Copy the lines word for word, from the first one down to the line containing "33, 1492, 46]", including that line.

Start of Material for the task

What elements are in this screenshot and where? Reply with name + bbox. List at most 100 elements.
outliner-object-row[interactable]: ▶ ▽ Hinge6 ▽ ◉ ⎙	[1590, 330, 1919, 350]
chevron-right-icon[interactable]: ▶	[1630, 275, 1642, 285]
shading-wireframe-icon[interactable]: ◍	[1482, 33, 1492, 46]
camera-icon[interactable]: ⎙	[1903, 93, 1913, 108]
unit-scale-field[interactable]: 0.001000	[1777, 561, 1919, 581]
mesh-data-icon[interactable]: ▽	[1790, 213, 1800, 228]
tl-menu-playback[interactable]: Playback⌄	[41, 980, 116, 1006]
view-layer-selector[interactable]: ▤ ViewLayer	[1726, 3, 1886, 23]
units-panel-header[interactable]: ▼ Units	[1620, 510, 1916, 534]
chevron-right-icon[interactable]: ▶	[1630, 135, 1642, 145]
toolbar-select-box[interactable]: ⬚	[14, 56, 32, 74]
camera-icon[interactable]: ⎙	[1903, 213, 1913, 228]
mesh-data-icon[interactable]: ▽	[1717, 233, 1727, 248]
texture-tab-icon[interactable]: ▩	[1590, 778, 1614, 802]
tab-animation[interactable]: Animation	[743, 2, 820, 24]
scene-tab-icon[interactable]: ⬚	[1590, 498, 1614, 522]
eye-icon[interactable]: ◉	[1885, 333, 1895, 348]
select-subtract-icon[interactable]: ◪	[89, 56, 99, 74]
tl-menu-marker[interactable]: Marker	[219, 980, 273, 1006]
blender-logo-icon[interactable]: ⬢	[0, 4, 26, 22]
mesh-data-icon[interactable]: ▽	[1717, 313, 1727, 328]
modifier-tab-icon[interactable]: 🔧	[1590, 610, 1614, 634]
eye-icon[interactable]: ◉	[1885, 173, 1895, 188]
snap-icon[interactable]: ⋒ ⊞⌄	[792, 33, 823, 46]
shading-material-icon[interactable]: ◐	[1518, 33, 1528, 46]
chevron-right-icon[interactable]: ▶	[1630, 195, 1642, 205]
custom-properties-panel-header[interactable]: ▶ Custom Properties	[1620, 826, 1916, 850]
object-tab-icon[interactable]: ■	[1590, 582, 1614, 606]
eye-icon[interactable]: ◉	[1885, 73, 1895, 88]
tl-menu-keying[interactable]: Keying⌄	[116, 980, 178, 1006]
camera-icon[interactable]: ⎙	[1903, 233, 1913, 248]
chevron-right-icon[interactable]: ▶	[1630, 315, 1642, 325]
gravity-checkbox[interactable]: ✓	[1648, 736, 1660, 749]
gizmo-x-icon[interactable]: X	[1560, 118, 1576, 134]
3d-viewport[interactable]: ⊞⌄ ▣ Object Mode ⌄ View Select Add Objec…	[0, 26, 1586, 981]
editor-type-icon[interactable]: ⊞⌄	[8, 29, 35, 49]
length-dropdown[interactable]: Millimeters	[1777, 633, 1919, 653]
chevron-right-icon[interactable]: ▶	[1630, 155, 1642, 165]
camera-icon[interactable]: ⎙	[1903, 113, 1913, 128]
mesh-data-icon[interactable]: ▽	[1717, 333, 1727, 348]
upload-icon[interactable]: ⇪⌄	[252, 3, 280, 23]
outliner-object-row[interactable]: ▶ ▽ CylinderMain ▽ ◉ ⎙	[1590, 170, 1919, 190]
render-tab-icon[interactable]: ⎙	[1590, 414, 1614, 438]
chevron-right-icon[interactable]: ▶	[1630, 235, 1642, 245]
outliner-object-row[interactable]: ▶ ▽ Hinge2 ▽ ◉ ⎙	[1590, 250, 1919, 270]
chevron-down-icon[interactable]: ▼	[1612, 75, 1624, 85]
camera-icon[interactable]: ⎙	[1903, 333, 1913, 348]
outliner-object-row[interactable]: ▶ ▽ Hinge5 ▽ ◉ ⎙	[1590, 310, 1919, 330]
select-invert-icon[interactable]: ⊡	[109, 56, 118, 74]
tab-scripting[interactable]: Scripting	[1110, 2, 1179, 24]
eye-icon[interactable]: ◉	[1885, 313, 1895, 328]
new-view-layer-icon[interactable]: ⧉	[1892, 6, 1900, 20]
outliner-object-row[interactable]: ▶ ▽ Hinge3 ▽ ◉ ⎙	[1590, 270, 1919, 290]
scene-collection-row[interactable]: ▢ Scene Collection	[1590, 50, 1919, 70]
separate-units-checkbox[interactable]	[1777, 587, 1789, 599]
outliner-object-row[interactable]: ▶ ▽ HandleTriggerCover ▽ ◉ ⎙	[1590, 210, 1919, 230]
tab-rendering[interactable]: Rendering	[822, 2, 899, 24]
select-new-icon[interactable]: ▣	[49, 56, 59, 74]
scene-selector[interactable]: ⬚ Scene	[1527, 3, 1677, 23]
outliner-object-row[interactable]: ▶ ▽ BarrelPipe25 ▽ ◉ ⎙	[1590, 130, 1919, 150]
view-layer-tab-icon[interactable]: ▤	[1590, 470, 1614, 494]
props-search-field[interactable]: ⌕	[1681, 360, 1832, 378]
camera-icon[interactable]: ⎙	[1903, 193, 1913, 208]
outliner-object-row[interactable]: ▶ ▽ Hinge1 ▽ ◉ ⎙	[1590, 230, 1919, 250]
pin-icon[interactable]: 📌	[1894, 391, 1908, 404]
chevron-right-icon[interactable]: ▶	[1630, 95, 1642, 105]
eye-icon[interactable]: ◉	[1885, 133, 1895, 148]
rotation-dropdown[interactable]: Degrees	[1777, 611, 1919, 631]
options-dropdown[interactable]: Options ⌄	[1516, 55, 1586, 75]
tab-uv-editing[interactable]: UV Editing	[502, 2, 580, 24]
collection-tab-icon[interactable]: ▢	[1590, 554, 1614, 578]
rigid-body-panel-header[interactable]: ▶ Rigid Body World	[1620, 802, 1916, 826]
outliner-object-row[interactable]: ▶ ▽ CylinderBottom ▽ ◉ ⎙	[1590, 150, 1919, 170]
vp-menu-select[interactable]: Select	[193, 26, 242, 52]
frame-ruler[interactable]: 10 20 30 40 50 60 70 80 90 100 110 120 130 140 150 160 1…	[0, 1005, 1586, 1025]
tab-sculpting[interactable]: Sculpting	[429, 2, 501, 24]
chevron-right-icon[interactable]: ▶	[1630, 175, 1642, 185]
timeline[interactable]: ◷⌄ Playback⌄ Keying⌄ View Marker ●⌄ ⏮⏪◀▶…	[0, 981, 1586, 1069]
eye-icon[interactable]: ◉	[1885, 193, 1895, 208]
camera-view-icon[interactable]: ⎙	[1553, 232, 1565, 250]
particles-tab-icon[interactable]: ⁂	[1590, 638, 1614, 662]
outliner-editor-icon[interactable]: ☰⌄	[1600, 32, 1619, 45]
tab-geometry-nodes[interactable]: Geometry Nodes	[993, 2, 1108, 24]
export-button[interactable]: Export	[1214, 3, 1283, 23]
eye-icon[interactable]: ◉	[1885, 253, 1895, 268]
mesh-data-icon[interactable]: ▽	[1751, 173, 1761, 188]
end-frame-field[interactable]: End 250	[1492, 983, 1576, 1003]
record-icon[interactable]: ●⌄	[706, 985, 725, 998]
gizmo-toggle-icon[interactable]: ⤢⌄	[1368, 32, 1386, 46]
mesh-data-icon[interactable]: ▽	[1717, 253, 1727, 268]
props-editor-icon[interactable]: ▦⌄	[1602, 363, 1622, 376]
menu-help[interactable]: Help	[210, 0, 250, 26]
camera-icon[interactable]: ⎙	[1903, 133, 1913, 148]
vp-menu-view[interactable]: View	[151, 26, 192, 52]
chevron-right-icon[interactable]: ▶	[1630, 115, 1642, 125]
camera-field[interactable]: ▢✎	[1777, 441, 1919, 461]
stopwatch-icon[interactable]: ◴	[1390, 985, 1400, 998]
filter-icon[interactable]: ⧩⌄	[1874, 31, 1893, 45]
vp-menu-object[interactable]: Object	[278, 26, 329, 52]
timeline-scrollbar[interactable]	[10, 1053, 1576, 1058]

End of Material for the task

◆ The output
What elements are in this screenshot and where? Reply with name + bbox. List at most 100 elements.
outliner-object-row[interactable]: ▶ ▽ Hinge6 ▽ ◉ ⎙	[1590, 330, 1919, 350]
chevron-right-icon[interactable]: ▶	[1630, 275, 1642, 285]
shading-wireframe-icon[interactable]: ◍	[1482, 33, 1492, 46]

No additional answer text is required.